▸ Data for processing:
--------------------------------

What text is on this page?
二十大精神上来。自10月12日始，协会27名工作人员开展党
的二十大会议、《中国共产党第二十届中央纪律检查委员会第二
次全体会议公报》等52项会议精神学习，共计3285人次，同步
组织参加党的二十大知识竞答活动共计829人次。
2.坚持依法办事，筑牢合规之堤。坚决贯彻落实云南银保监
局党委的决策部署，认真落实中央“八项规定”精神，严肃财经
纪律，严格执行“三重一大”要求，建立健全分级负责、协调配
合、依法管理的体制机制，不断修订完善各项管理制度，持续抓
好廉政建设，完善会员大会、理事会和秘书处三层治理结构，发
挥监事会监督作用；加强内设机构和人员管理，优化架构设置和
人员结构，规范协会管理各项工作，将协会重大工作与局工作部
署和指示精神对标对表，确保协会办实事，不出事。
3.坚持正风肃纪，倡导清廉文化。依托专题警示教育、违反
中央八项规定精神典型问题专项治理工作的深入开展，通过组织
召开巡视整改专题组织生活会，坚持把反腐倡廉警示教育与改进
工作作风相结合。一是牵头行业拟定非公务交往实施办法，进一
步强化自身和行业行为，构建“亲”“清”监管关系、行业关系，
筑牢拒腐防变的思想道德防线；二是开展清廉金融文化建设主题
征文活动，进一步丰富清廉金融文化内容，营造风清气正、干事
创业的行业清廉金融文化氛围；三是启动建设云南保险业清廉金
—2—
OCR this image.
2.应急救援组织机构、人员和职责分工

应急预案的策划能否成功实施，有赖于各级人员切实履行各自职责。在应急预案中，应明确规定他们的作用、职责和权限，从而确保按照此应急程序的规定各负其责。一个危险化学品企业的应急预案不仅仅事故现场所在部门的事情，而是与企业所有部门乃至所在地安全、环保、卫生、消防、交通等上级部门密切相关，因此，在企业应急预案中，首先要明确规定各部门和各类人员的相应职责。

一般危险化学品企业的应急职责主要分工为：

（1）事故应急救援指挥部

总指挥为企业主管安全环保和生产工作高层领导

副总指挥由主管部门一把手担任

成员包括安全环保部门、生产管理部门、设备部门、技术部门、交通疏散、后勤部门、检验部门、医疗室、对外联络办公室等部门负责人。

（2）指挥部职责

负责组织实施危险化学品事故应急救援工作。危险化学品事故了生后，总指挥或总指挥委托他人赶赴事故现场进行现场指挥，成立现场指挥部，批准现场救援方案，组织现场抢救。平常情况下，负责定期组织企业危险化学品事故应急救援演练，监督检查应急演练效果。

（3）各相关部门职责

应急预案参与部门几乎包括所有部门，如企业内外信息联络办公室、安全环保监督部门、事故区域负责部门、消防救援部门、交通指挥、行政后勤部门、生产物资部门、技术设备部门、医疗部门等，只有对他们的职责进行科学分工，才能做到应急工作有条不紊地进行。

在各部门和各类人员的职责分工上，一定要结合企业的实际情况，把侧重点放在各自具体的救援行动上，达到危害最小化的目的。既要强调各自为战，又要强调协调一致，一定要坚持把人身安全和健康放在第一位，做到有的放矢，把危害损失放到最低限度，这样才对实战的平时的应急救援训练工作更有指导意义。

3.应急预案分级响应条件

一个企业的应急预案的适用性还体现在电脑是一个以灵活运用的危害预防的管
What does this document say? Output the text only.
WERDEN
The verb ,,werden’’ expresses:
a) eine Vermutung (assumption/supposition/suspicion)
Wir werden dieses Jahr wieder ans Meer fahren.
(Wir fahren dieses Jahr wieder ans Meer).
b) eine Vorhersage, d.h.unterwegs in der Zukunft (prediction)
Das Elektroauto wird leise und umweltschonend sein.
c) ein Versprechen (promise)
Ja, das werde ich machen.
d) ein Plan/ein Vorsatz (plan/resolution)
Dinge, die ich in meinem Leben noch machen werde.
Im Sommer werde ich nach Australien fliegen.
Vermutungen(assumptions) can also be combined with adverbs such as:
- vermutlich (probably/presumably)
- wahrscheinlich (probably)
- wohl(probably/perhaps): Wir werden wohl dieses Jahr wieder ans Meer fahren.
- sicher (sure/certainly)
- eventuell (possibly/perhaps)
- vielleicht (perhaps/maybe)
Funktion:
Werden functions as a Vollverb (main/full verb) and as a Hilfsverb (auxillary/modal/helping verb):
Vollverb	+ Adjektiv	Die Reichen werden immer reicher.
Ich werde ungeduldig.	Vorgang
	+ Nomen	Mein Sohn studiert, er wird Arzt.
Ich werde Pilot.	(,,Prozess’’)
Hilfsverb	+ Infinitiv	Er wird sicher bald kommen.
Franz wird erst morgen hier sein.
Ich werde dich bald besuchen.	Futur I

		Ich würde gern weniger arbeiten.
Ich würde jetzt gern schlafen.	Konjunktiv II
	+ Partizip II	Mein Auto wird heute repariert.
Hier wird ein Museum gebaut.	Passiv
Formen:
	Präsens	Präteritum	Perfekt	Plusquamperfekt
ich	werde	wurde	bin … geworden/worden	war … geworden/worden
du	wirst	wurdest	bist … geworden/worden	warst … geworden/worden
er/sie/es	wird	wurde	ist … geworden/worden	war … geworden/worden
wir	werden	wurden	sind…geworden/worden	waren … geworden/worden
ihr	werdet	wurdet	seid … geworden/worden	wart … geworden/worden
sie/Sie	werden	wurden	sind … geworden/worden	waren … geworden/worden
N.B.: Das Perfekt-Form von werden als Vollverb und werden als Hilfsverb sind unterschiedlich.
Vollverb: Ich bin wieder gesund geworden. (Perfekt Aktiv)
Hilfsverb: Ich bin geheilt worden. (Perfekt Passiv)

--------------------------------

▸ Work to do: Find the word "gern" in the data and show each line that holds it.

▸ Response:
		Ich würde gern weniger arbeiten.
Ich würde jetzt gern schlafen.	Konjunktiv II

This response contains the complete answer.